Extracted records
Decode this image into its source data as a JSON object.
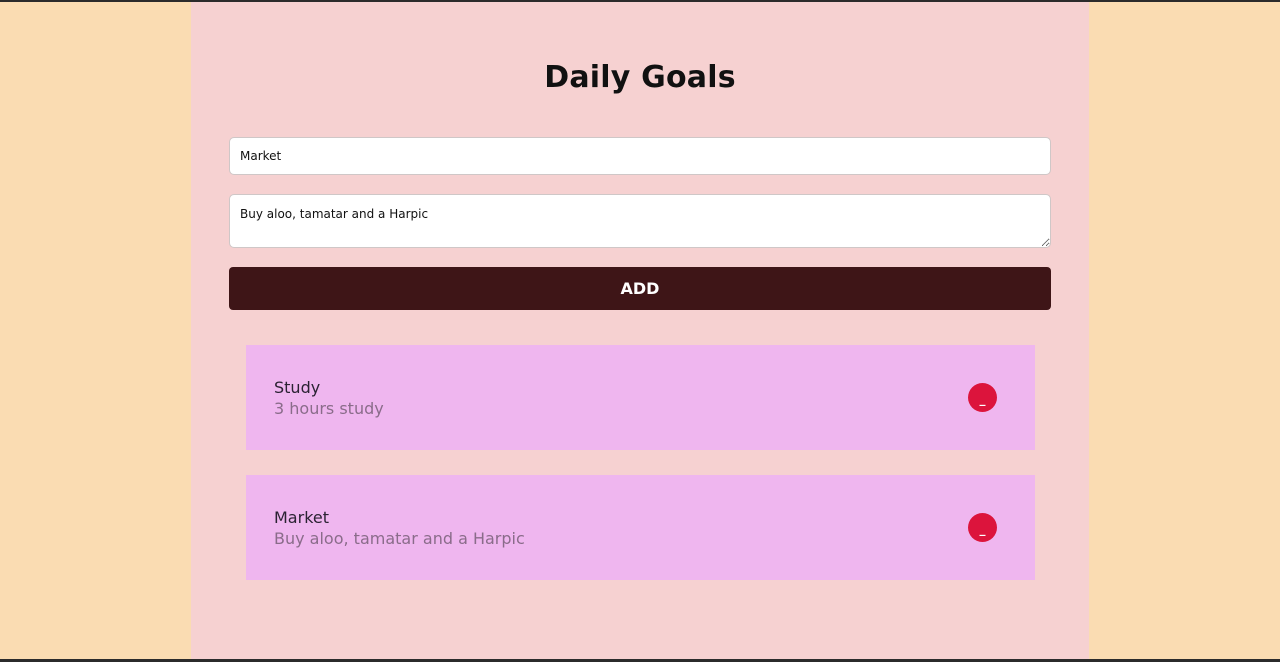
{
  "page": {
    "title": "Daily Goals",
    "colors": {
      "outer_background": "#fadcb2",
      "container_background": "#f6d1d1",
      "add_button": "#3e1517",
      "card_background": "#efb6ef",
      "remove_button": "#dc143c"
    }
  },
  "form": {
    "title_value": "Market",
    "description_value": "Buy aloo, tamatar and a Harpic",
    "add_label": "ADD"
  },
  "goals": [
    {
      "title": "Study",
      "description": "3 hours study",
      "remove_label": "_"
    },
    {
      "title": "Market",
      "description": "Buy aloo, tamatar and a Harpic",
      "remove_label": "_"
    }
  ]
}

= Requirement =
Repeat the material above word for word and skip every image in it.

= Task result =
Decode this image into its source data as a JSON object.
{
  "page": {
    "title": "Daily Goals",
    "colors": {
      "outer_background": "#fadcb2",
      "container_background": "#f6d1d1",
      "add_button": "#3e1517",
      "card_background": "#efb6ef",
      "remove_button": "#dc143c"
    }
  },
  "form": {
    "title_value": "Market",
    "description_value": "Buy aloo, tamatar and a Harpic",
    "add_label": "ADD"
  },
  "goals": [
    {
      "title": "Study",
      "description": "3 hours study",
      "remove_label": "_"
    },
    {
      "title": "Market",
      "description": "Buy aloo, tamatar and a Harpic",
      "remove_label": "_"
    }
  ]
}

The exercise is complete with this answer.